# Work to be completed
Copy the lines below as they are; omit the images they contain.

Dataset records
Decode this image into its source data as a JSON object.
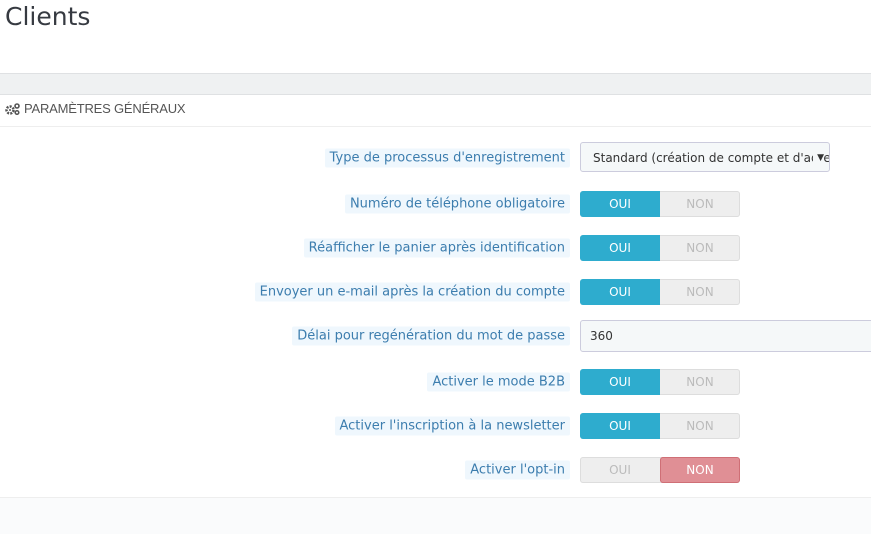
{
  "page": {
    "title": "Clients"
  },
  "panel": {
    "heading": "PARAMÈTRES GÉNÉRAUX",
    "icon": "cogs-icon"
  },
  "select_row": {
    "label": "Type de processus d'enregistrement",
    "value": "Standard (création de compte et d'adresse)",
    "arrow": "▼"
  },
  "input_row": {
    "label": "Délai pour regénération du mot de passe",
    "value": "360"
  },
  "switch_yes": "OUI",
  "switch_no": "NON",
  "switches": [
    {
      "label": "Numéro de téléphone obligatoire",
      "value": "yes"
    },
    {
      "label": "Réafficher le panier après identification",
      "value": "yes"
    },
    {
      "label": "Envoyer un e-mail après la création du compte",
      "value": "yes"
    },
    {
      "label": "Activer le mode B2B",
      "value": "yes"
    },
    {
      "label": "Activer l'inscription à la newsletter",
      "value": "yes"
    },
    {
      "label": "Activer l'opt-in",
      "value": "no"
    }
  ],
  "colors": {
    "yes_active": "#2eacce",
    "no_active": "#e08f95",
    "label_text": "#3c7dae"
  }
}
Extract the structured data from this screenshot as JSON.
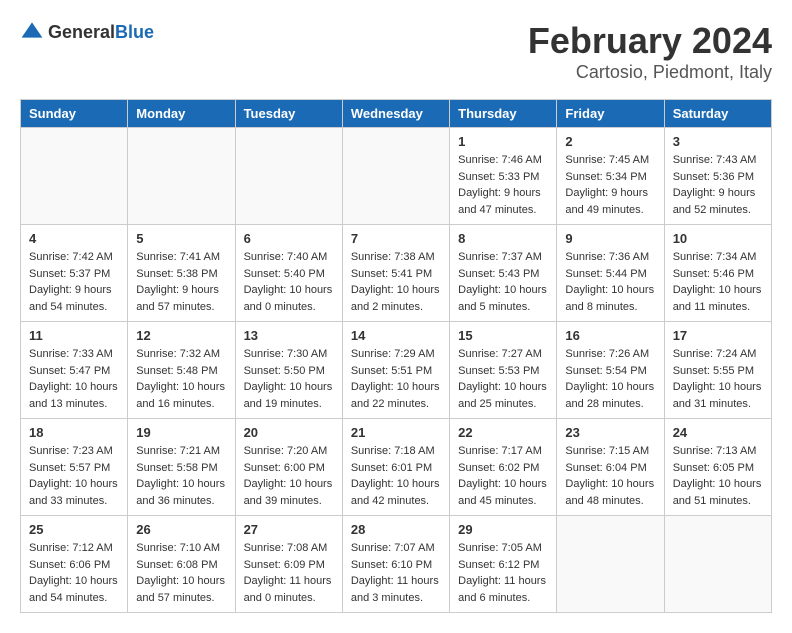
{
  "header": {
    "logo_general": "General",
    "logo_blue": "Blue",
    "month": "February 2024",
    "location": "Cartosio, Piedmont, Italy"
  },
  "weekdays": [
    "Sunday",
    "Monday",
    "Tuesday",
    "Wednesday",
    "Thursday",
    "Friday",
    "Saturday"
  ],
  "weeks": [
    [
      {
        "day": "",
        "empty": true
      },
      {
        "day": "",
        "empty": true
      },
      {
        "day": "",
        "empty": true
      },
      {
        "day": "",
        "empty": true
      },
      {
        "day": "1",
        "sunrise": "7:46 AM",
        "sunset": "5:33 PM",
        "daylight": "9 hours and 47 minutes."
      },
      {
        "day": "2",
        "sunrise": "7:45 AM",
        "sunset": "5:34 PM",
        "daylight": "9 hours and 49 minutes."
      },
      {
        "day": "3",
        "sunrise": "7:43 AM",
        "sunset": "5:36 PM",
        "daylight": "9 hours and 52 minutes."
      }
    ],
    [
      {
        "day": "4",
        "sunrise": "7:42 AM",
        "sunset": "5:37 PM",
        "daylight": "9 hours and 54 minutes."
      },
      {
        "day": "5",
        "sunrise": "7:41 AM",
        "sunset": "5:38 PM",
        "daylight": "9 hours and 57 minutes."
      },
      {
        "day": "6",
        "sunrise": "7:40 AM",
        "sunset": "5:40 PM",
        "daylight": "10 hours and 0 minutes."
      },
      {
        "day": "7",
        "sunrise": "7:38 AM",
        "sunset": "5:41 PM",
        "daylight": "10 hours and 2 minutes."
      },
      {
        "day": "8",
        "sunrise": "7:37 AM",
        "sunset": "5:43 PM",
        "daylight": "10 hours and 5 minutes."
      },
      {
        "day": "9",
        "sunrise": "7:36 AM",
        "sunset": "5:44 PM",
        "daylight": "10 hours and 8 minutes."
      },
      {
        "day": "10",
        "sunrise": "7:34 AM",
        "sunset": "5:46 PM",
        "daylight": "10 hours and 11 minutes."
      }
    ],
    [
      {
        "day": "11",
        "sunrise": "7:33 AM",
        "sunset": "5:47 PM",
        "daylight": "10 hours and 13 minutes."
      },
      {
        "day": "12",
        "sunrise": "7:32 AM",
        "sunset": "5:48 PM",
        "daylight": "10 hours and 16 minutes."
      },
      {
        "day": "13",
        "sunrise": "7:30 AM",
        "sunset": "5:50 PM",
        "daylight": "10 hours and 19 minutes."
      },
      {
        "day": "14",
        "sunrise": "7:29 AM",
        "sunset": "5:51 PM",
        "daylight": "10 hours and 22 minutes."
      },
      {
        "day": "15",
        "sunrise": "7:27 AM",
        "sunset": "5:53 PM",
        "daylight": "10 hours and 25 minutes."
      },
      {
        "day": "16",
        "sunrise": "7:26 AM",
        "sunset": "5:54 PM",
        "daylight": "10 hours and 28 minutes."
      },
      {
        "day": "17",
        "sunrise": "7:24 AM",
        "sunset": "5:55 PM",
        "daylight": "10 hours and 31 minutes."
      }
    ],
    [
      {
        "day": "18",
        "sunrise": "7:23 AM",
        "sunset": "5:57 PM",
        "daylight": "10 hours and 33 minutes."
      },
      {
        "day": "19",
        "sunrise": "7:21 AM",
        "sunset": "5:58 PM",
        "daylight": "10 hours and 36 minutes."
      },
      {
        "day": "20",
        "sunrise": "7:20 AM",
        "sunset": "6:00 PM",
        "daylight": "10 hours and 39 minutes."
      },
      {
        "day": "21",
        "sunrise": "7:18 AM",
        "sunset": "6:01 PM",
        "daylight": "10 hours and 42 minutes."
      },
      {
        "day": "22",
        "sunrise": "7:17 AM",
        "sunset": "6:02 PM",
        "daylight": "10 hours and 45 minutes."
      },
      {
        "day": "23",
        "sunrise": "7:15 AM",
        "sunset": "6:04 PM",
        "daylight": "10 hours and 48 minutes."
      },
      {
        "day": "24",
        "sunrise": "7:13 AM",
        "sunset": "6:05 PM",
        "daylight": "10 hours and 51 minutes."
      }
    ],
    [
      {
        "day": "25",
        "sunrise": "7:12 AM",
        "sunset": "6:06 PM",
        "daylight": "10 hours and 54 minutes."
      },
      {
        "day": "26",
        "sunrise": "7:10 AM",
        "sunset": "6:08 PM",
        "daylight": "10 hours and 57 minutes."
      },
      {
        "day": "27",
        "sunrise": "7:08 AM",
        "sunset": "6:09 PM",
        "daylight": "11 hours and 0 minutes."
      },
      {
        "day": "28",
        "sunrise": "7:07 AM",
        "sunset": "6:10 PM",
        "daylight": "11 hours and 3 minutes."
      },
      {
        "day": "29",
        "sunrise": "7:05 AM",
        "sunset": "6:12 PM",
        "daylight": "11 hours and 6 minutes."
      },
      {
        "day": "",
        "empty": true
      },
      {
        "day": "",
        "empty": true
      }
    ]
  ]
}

# Written solution
Decode this image into its source data as a JSON object.
{
  "page": {
    "title": "Clients"
  },
  "panel": {
    "heading": "PARAMÈTRES GÉNÉRAUX",
    "icon": "cogs-icon"
  },
  "select_row": {
    "label": "Type de processus d'enregistrement",
    "value": "Standard (création de compte et d'adresse)",
    "arrow": "▼"
  },
  "input_row": {
    "label": "Délai pour regénération du mot de passe",
    "value": "360"
  },
  "switch_yes": "OUI",
  "switch_no": "NON",
  "switches": [
    {
      "label": "Numéro de téléphone obligatoire",
      "value": "yes"
    },
    {
      "label": "Réafficher le panier après identification",
      "value": "yes"
    },
    {
      "label": "Envoyer un e-mail après la création du compte",
      "value": "yes"
    },
    {
      "label": "Activer le mode B2B",
      "value": "yes"
    },
    {
      "label": "Activer l'inscription à la newsletter",
      "value": "yes"
    },
    {
      "label": "Activer l'opt-in",
      "value": "no"
    }
  ],
  "colors": {
    "yes_active": "#2eacce",
    "no_active": "#e08f95",
    "label_text": "#3c7dae"
  }
}
Extract the structured data from this screenshot as JSON.
{
  "header": {
    "logo_general": "General",
    "logo_blue": "Blue",
    "month": "February 2024",
    "location": "Cartosio, Piedmont, Italy"
  },
  "weekdays": [
    "Sunday",
    "Monday",
    "Tuesday",
    "Wednesday",
    "Thursday",
    "Friday",
    "Saturday"
  ],
  "weeks": [
    [
      {
        "day": "",
        "empty": true
      },
      {
        "day": "",
        "empty": true
      },
      {
        "day": "",
        "empty": true
      },
      {
        "day": "",
        "empty": true
      },
      {
        "day": "1",
        "sunrise": "7:46 AM",
        "sunset": "5:33 PM",
        "daylight": "9 hours and 47 minutes."
      },
      {
        "day": "2",
        "sunrise": "7:45 AM",
        "sunset": "5:34 PM",
        "daylight": "9 hours and 49 minutes."
      },
      {
        "day": "3",
        "sunrise": "7:43 AM",
        "sunset": "5:36 PM",
        "daylight": "9 hours and 52 minutes."
      }
    ],
    [
      {
        "day": "4",
        "sunrise": "7:42 AM",
        "sunset": "5:37 PM",
        "daylight": "9 hours and 54 minutes."
      },
      {
        "day": "5",
        "sunrise": "7:41 AM",
        "sunset": "5:38 PM",
        "daylight": "9 hours and 57 minutes."
      },
      {
        "day": "6",
        "sunrise": "7:40 AM",
        "sunset": "5:40 PM",
        "daylight": "10 hours and 0 minutes."
      },
      {
        "day": "7",
        "sunrise": "7:38 AM",
        "sunset": "5:41 PM",
        "daylight": "10 hours and 2 minutes."
      },
      {
        "day": "8",
        "sunrise": "7:37 AM",
        "sunset": "5:43 PM",
        "daylight": "10 hours and 5 minutes."
      },
      {
        "day": "9",
        "sunrise": "7:36 AM",
        "sunset": "5:44 PM",
        "daylight": "10 hours and 8 minutes."
      },
      {
        "day": "10",
        "sunrise": "7:34 AM",
        "sunset": "5:46 PM",
        "daylight": "10 hours and 11 minutes."
      }
    ],
    [
      {
        "day": "11",
        "sunrise": "7:33 AM",
        "sunset": "5:47 PM",
        "daylight": "10 hours and 13 minutes."
      },
      {
        "day": "12",
        "sunrise": "7:32 AM",
        "sunset": "5:48 PM",
        "daylight": "10 hours and 16 minutes."
      },
      {
        "day": "13",
        "sunrise": "7:30 AM",
        "sunset": "5:50 PM",
        "daylight": "10 hours and 19 minutes."
      },
      {
        "day": "14",
        "sunrise": "7:29 AM",
        "sunset": "5:51 PM",
        "daylight": "10 hours and 22 minutes."
      },
      {
        "day": "15",
        "sunrise": "7:27 AM",
        "sunset": "5:53 PM",
        "daylight": "10 hours and 25 minutes."
      },
      {
        "day": "16",
        "sunrise": "7:26 AM",
        "sunset": "5:54 PM",
        "daylight": "10 hours and 28 minutes."
      },
      {
        "day": "17",
        "sunrise": "7:24 AM",
        "sunset": "5:55 PM",
        "daylight": "10 hours and 31 minutes."
      }
    ],
    [
      {
        "day": "18",
        "sunrise": "7:23 AM",
        "sunset": "5:57 PM",
        "daylight": "10 hours and 33 minutes."
      },
      {
        "day": "19",
        "sunrise": "7:21 AM",
        "sunset": "5:58 PM",
        "daylight": "10 hours and 36 minutes."
      },
      {
        "day": "20",
        "sunrise": "7:20 AM",
        "sunset": "6:00 PM",
        "daylight": "10 hours and 39 minutes."
      },
      {
        "day": "21",
        "sunrise": "7:18 AM",
        "sunset": "6:01 PM",
        "daylight": "10 hours and 42 minutes."
      },
      {
        "day": "22",
        "sunrise": "7:17 AM",
        "sunset": "6:02 PM",
        "daylight": "10 hours and 45 minutes."
      },
      {
        "day": "23",
        "sunrise": "7:15 AM",
        "sunset": "6:04 PM",
        "daylight": "10 hours and 48 minutes."
      },
      {
        "day": "24",
        "sunrise": "7:13 AM",
        "sunset": "6:05 PM",
        "daylight": "10 hours and 51 minutes."
      }
    ],
    [
      {
        "day": "25",
        "sunrise": "7:12 AM",
        "sunset": "6:06 PM",
        "daylight": "10 hours and 54 minutes."
      },
      {
        "day": "26",
        "sunrise": "7:10 AM",
        "sunset": "6:08 PM",
        "daylight": "10 hours and 57 minutes."
      },
      {
        "day": "27",
        "sunrise": "7:08 AM",
        "sunset": "6:09 PM",
        "daylight": "11 hours and 0 minutes."
      },
      {
        "day": "28",
        "sunrise": "7:07 AM",
        "sunset": "6:10 PM",
        "daylight": "11 hours and 3 minutes."
      },
      {
        "day": "29",
        "sunrise": "7:05 AM",
        "sunset": "6:12 PM",
        "daylight": "11 hours and 6 minutes."
      },
      {
        "day": "",
        "empty": true
      },
      {
        "day": "",
        "empty": true
      }
    ]
  ]
}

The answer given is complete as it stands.